* [SET TASK]: State how many lines of the entries hold the string "土津霊神". Reply with the number alone.

* [Data excerpts]:
-- begin --

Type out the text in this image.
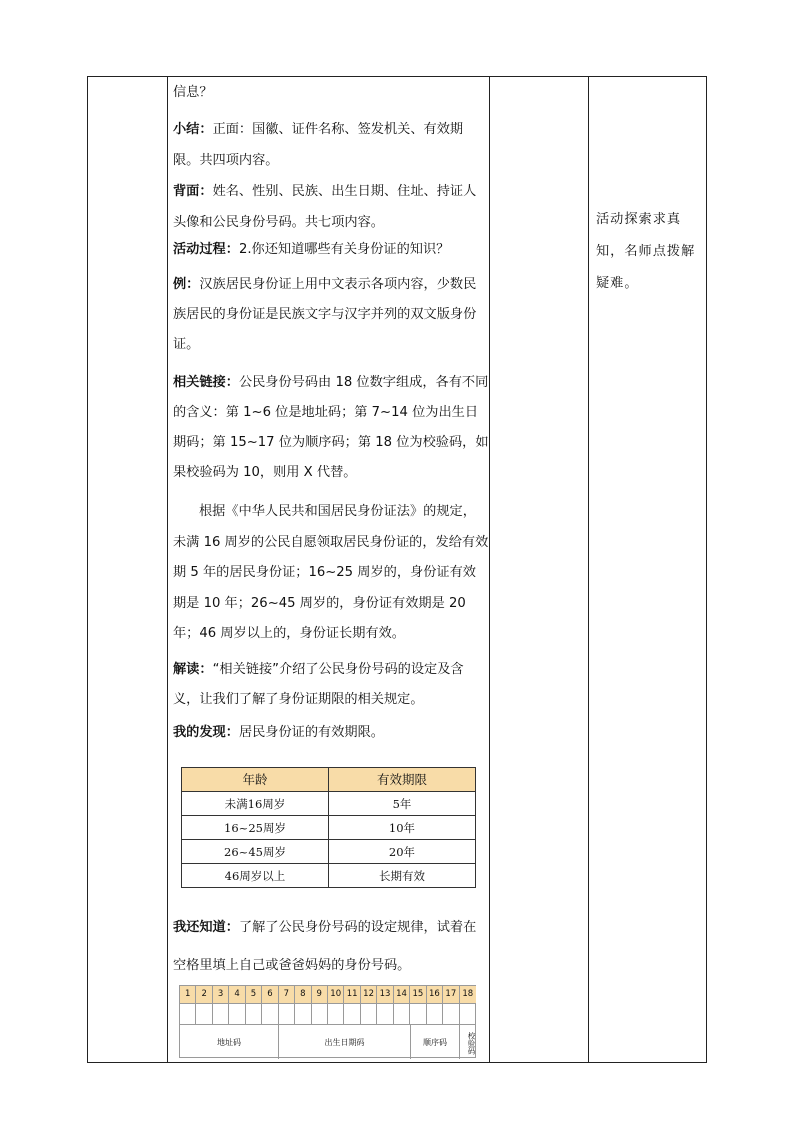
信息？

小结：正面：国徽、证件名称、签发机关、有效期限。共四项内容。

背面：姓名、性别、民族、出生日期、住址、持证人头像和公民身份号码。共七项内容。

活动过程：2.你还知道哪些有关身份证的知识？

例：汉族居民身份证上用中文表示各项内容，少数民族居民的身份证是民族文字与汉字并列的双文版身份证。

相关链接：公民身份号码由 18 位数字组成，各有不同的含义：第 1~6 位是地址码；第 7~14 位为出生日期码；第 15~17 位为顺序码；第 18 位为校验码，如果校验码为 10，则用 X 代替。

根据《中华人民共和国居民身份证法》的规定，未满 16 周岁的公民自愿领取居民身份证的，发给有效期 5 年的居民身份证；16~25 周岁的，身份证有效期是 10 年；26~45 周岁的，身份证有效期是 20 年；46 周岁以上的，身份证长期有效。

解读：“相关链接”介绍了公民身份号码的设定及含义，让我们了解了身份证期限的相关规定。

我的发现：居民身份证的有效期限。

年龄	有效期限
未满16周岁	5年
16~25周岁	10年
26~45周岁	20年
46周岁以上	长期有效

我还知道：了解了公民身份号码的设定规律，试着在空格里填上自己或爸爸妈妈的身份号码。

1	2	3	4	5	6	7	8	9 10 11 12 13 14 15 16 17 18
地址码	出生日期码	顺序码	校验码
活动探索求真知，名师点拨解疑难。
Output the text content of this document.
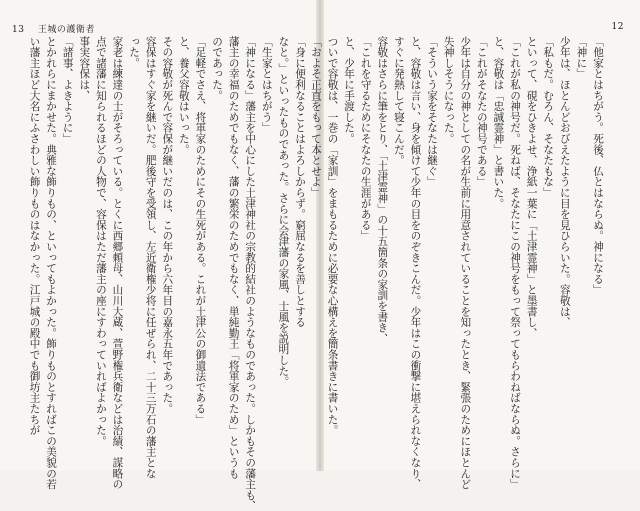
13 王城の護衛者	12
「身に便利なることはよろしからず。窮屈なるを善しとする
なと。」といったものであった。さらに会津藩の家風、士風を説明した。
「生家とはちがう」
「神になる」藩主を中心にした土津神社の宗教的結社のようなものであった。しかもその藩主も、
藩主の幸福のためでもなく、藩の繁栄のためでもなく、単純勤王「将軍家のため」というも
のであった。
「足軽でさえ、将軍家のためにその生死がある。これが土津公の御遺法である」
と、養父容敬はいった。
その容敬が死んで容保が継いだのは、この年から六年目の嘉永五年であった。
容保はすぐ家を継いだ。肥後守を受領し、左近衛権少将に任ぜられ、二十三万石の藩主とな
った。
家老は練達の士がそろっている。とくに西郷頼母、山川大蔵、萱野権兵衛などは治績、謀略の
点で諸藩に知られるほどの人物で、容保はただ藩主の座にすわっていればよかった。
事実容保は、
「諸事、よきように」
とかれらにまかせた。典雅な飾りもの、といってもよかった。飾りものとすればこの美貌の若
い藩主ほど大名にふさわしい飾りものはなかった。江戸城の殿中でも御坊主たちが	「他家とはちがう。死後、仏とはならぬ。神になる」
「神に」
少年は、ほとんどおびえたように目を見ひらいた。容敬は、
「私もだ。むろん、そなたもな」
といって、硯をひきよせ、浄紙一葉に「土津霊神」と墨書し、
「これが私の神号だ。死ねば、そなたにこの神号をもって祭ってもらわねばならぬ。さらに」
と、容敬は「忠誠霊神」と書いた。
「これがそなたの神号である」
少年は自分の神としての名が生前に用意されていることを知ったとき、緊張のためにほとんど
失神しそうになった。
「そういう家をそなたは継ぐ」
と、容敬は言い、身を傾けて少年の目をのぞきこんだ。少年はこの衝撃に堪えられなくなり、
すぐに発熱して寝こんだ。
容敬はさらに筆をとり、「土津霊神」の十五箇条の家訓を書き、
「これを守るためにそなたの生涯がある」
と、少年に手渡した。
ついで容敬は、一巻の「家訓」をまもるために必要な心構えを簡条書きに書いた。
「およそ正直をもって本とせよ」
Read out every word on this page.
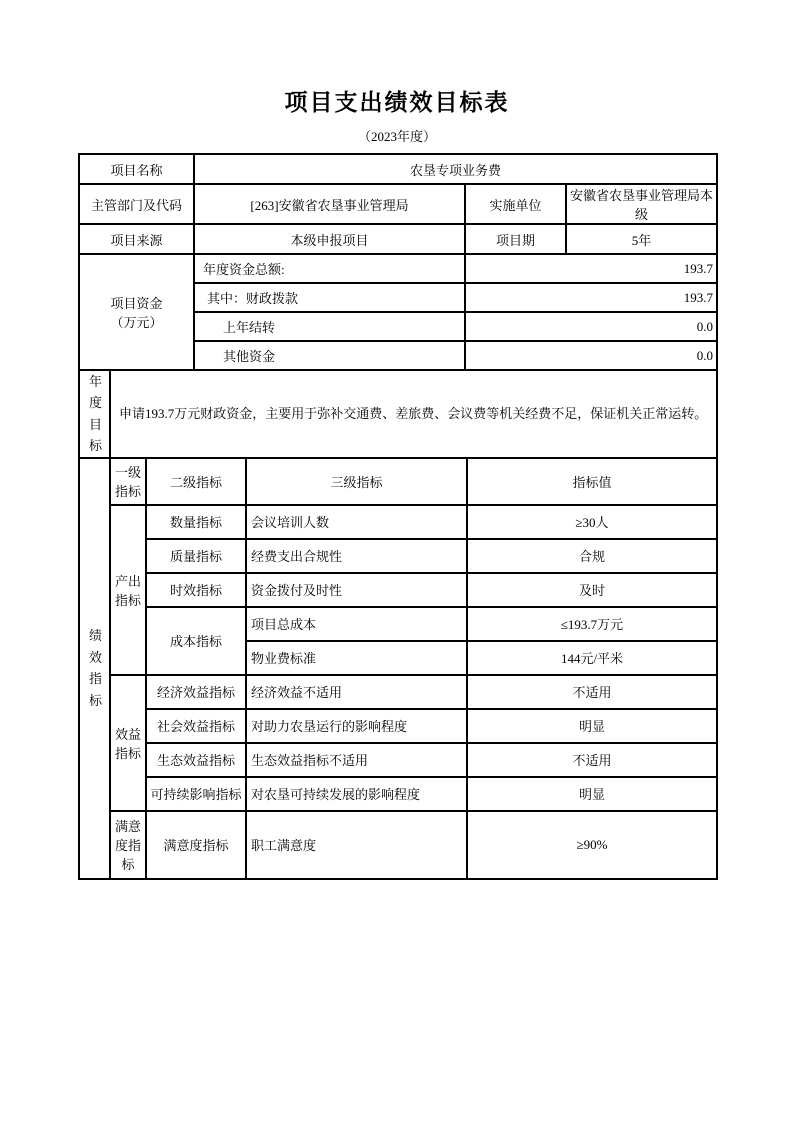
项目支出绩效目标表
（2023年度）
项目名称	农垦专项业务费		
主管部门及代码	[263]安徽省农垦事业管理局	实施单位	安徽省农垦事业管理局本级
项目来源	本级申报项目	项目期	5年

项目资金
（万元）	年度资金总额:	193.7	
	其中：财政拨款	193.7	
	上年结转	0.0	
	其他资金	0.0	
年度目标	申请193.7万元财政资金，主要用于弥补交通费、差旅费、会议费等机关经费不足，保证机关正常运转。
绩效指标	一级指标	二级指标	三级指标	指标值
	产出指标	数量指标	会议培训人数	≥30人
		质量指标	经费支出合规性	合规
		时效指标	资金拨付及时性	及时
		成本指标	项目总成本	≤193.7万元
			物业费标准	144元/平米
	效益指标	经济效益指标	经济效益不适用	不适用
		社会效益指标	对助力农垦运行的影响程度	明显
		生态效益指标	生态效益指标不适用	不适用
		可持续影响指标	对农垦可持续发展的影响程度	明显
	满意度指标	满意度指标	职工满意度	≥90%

-- end --
-- begin --

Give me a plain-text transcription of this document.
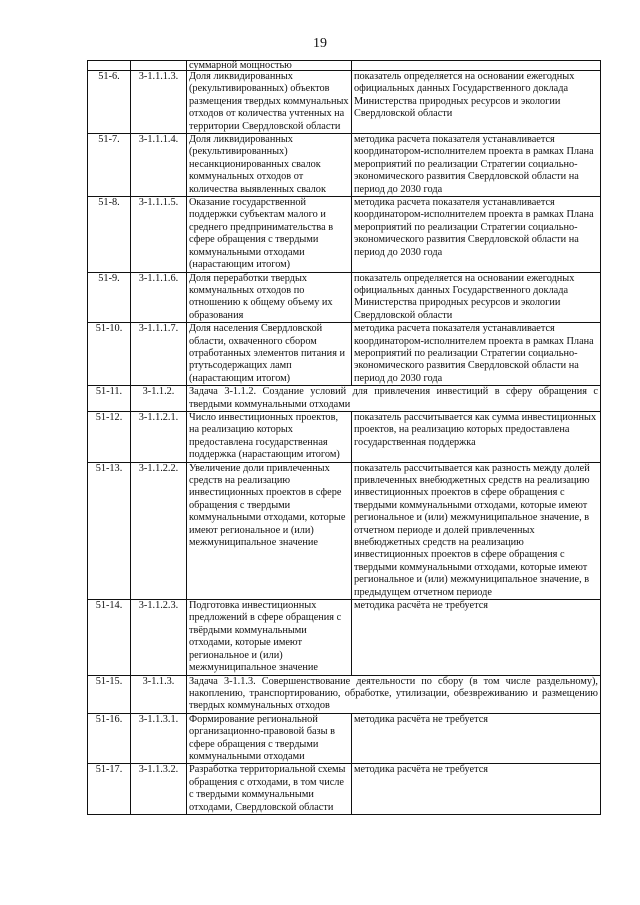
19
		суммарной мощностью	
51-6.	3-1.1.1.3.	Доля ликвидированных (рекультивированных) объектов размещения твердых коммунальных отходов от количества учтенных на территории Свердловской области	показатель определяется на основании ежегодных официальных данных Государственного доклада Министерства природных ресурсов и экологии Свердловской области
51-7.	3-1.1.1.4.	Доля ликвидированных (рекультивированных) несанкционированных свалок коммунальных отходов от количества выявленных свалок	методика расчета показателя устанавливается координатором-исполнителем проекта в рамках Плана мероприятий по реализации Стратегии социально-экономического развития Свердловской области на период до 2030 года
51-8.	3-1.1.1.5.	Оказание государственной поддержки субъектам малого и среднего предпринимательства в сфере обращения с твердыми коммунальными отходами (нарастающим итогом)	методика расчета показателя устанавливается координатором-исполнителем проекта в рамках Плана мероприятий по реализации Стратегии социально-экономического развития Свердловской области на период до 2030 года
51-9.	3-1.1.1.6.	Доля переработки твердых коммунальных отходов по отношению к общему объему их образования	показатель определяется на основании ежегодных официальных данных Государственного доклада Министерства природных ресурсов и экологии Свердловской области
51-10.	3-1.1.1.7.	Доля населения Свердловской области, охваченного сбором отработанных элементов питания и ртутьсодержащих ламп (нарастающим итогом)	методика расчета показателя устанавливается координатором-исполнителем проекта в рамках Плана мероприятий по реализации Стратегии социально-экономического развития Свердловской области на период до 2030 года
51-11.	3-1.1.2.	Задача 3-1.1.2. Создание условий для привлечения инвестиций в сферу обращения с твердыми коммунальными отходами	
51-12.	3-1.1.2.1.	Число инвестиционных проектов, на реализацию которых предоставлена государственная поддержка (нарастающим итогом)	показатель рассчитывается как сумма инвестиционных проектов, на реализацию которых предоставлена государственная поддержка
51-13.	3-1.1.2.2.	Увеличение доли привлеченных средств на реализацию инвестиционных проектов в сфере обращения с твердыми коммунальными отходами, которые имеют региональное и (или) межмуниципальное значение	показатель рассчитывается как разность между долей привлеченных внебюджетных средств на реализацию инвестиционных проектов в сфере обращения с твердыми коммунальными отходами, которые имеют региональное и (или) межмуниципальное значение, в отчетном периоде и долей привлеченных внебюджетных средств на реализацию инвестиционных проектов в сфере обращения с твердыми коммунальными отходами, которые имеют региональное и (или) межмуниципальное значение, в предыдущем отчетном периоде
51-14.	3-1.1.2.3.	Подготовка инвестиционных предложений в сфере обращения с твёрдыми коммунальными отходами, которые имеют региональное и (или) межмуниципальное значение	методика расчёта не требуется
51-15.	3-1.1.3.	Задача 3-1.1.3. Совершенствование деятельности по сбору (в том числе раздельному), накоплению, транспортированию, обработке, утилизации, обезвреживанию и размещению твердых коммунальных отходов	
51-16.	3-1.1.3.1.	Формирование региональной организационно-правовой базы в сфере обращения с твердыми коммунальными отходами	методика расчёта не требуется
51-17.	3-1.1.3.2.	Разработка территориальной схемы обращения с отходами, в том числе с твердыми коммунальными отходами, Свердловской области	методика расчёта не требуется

-- end --

* [THE ANSWER]: 2